=== Record excerpts ===
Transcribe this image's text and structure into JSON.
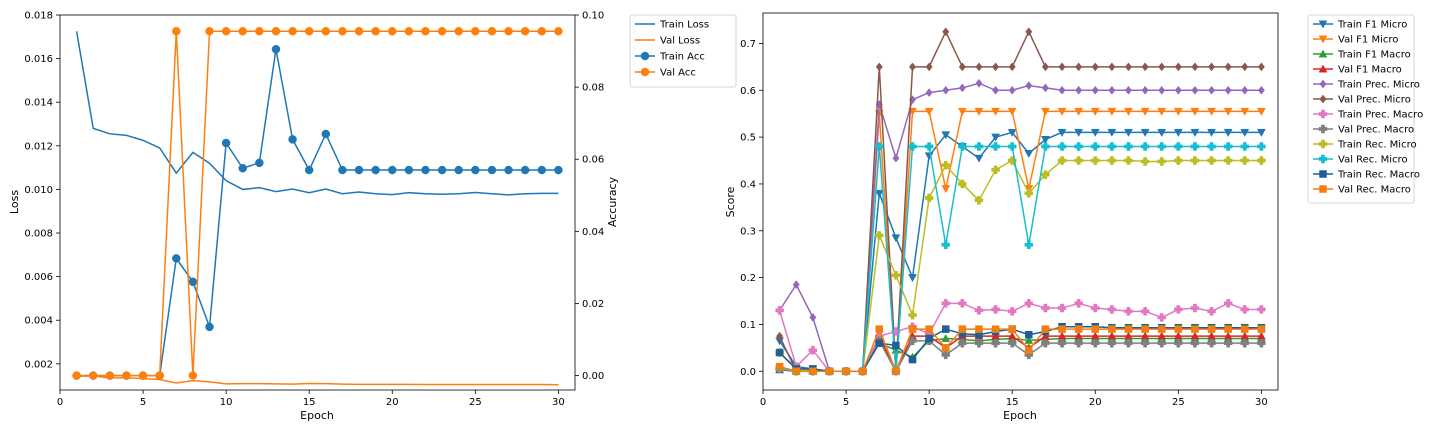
{
  "chart_data": [
    {
      "type": "line",
      "xlabel": "Epoch",
      "ylabel": "Loss",
      "y2label": "Accuracy",
      "xlim": [
        0,
        31
      ],
      "ylim": [
        0.0008,
        0.018
      ],
      "y2lim": [
        -0.004,
        0.1
      ],
      "xticks": [
        0,
        5,
        10,
        15,
        20,
        25,
        30
      ],
      "yticks": [
        0.002,
        0.004,
        0.006,
        0.008,
        0.01,
        0.012,
        0.014,
        0.016,
        0.018
      ],
      "y2ticks": [
        0.0,
        0.02,
        0.04,
        0.06,
        0.08,
        0.1
      ],
      "x": [
        1,
        2,
        3,
        4,
        5,
        6,
        7,
        8,
        9,
        10,
        11,
        12,
        13,
        14,
        15,
        16,
        17,
        18,
        19,
        20,
        21,
        22,
        23,
        24,
        25,
        26,
        27,
        28,
        29,
        30
      ],
      "legend_position": "outside-top-right",
      "series": [
        {
          "name": "Train Loss",
          "axis": "left",
          "marker": "none",
          "color": "#1f77b4",
          "values": [
            0.01725,
            0.0128,
            0.01255,
            0.01248,
            0.01225,
            0.0119,
            0.01075,
            0.0117,
            0.0112,
            0.0104,
            0.01,
            0.01008,
            0.0099,
            0.01002,
            0.00985,
            0.01002,
            0.0098,
            0.00988,
            0.0098,
            0.00976,
            0.00985,
            0.0098,
            0.00978,
            0.0098,
            0.00986,
            0.0098,
            0.00975,
            0.0098,
            0.00982,
            0.00982
          ]
        },
        {
          "name": "Val Loss",
          "axis": "left",
          "marker": "none",
          "color": "#ff7f0e",
          "values": [
            0.00143,
            0.00145,
            0.00135,
            0.00136,
            0.00132,
            0.00128,
            0.00112,
            0.00123,
            0.00117,
            0.00108,
            0.00109,
            0.00109,
            0.00108,
            0.00107,
            0.0011,
            0.00109,
            0.00107,
            0.00106,
            0.00106,
            0.00106,
            0.00106,
            0.00105,
            0.00105,
            0.00105,
            0.00105,
            0.00105,
            0.00105,
            0.00105,
            0.00105,
            0.00104
          ]
        },
        {
          "name": "Train Acc",
          "axis": "right",
          "marker": "circle",
          "color": "#1f77b4",
          "values": [
            0,
            0,
            0,
            0,
            0,
            0,
            0.0325,
            0.026,
            0.0135,
            0.0645,
            0.0575,
            0.059,
            0.0905,
            0.0655,
            0.057,
            0.067,
            0.057,
            0.057,
            0.057,
            0.057,
            0.057,
            0.057,
            0.057,
            0.057,
            0.057,
            0.057,
            0.057,
            0.057,
            0.057,
            0.057
          ]
        },
        {
          "name": "Val Acc",
          "axis": "right",
          "marker": "circle",
          "color": "#ff7f0e",
          "values": [
            0,
            0,
            0,
            0,
            0,
            0,
            0.0955,
            0,
            0.0955,
            0.0955,
            0.0955,
            0.0955,
            0.0955,
            0.0955,
            0.0955,
            0.0955,
            0.0955,
            0.0955,
            0.0955,
            0.0955,
            0.0955,
            0.0955,
            0.0955,
            0.0955,
            0.0955,
            0.0955,
            0.0955,
            0.0955,
            0.0955,
            0.0955
          ]
        }
      ]
    },
    {
      "type": "line",
      "xlabel": "Epoch",
      "ylabel": "Score",
      "xlim": [
        0,
        31
      ],
      "ylim": [
        -0.04,
        0.765
      ],
      "xticks": [
        0,
        5,
        10,
        15,
        20,
        25,
        30
      ],
      "yticks": [
        0.0,
        0.1,
        0.2,
        0.3,
        0.4,
        0.5,
        0.6,
        0.7
      ],
      "x": [
        1,
        2,
        3,
        4,
        5,
        6,
        7,
        8,
        9,
        10,
        11,
        12,
        13,
        14,
        15,
        16,
        17,
        18,
        19,
        20,
        21,
        22,
        23,
        24,
        25,
        26,
        27,
        28,
        29,
        30
      ],
      "legend_position": "outside-top-right",
      "series": [
        {
          "name": "Train F1 Micro",
          "marker": "triangle-down",
          "color": "#1f77b4",
          "values": [
            0.065,
            0.01,
            0.005,
            0,
            0,
            0,
            0.38,
            0.285,
            0.2,
            0.46,
            0.505,
            0.48,
            0.455,
            0.5,
            0.51,
            0.465,
            0.495,
            0.51,
            0.51,
            0.51,
            0.51,
            0.51,
            0.51,
            0.51,
            0.51,
            0.51,
            0.51,
            0.51,
            0.51,
            0.51
          ]
        },
        {
          "name": "Val F1 Micro",
          "marker": "triangle-down",
          "color": "#ff7f0e",
          "values": [
            0.005,
            0,
            0,
            0,
            0,
            0,
            0.55,
            0,
            0.555,
            0.555,
            0.39,
            0.555,
            0.555,
            0.555,
            0.555,
            0.39,
            0.555,
            0.555,
            0.555,
            0.555,
            0.555,
            0.555,
            0.555,
            0.555,
            0.555,
            0.555,
            0.555,
            0.555,
            0.555,
            0.555
          ]
        },
        {
          "name": "Train F1 Macro",
          "marker": "triangle-up",
          "color": "#2ca02c",
          "values": [
            0.04,
            0.005,
            0.002,
            0,
            0,
            0,
            0.06,
            0.045,
            0.03,
            0.065,
            0.07,
            0.068,
            0.065,
            0.068,
            0.07,
            0.066,
            0.068,
            0.07,
            0.07,
            0.07,
            0.07,
            0.07,
            0.07,
            0.07,
            0.07,
            0.07,
            0.07,
            0.07,
            0.07,
            0.07
          ]
        },
        {
          "name": "Val F1 Macro",
          "marker": "triangle-up",
          "color": "#d62728",
          "values": [
            0.003,
            0,
            0,
            0,
            0,
            0,
            0.075,
            0,
            0.075,
            0.075,
            0.05,
            0.075,
            0.075,
            0.075,
            0.075,
            0.05,
            0.075,
            0.075,
            0.075,
            0.075,
            0.075,
            0.075,
            0.075,
            0.075,
            0.075,
            0.075,
            0.075,
            0.075,
            0.075,
            0.075
          ]
        },
        {
          "name": "Train Prec. Micro",
          "marker": "diamond",
          "color": "#9467bd",
          "values": [
            0.13,
            0.185,
            0.115,
            0,
            0,
            0,
            0.57,
            0.455,
            0.58,
            0.595,
            0.6,
            0.605,
            0.615,
            0.6,
            0.6,
            0.61,
            0.605,
            0.6,
            0.6,
            0.6,
            0.6,
            0.6,
            0.6,
            0.6,
            0.6,
            0.6,
            0.6,
            0.6,
            0.6,
            0.6
          ]
        },
        {
          "name": "Val Prec. Micro",
          "marker": "diamond",
          "color": "#8c564b",
          "values": [
            0.075,
            0,
            0,
            0,
            0,
            0,
            0.65,
            0,
            0.65,
            0.65,
            0.725,
            0.65,
            0.65,
            0.65,
            0.65,
            0.725,
            0.65,
            0.65,
            0.65,
            0.65,
            0.65,
            0.65,
            0.65,
            0.65,
            0.65,
            0.65,
            0.65,
            0.65,
            0.65,
            0.65
          ]
        },
        {
          "name": "Train Prec. Macro",
          "marker": "plus-filled",
          "color": "#e377c2",
          "values": [
            0.13,
            0.01,
            0.045,
            0,
            0,
            0,
            0.075,
            0.085,
            0.095,
            0.08,
            0.145,
            0.145,
            0.13,
            0.132,
            0.128,
            0.145,
            0.135,
            0.135,
            0.145,
            0.135,
            0.132,
            0.128,
            0.128,
            0.115,
            0.132,
            0.135,
            0.128,
            0.145,
            0.132,
            0.132
          ]
        },
        {
          "name": "Val Prec. Macro",
          "marker": "plus-filled",
          "color": "#7f7f7f",
          "values": [
            0.005,
            0,
            0,
            0,
            0,
            0,
            0.065,
            0,
            0.065,
            0.065,
            0.035,
            0.06,
            0.06,
            0.06,
            0.06,
            0.035,
            0.06,
            0.06,
            0.06,
            0.06,
            0.06,
            0.06,
            0.06,
            0.06,
            0.06,
            0.06,
            0.06,
            0.06,
            0.06,
            0.06
          ]
        },
        {
          "name": "Train Rec. Micro",
          "marker": "plus-filled",
          "color": "#bcbd22",
          "values": [
            0.04,
            0.005,
            0,
            0,
            0,
            0,
            0.29,
            0.205,
            0.12,
            0.37,
            0.44,
            0.4,
            0.365,
            0.43,
            0.45,
            0.38,
            0.42,
            0.45,
            0.45,
            0.45,
            0.45,
            0.45,
            0.448,
            0.448,
            0.45,
            0.45,
            0.45,
            0.45,
            0.45,
            0.45
          ]
        },
        {
          "name": "Val Rec. Micro",
          "marker": "plus-filled",
          "color": "#17becf",
          "values": [
            0.005,
            0,
            0,
            0,
            0,
            0,
            0.48,
            0,
            0.48,
            0.48,
            0.27,
            0.48,
            0.48,
            0.48,
            0.48,
            0.27,
            0.48,
            0.48,
            0.48,
            0.48,
            0.48,
            0.48,
            0.48,
            0.48,
            0.48,
            0.48,
            0.48,
            0.48,
            0.48,
            0.48
          ]
        },
        {
          "name": "Train Rec. Macro",
          "marker": "square",
          "color": "#1f5e96",
          "values": [
            0.04,
            0.005,
            0.005,
            0,
            0,
            0,
            0.06,
            0.055,
            0.025,
            0.07,
            0.09,
            0.08,
            0.078,
            0.085,
            0.09,
            0.078,
            0.085,
            0.095,
            0.095,
            0.095,
            0.093,
            0.093,
            0.093,
            0.093,
            0.093,
            0.093,
            0.093,
            0.093,
            0.093,
            0.093
          ]
        },
        {
          "name": "Val Rec. Macro",
          "marker": "square",
          "color": "#f07f12",
          "values": [
            0.01,
            0,
            0,
            0,
            0,
            0,
            0.09,
            0,
            0.09,
            0.09,
            0.05,
            0.09,
            0.09,
            0.09,
            0.09,
            0.045,
            0.09,
            0.09,
            0.09,
            0.09,
            0.09,
            0.09,
            0.09,
            0.09,
            0.09,
            0.09,
            0.09,
            0.09,
            0.09,
            0.09
          ]
        }
      ]
    }
  ]
}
===
Work out how many lines of the material above contain the word "Loss", then give only that figure.

3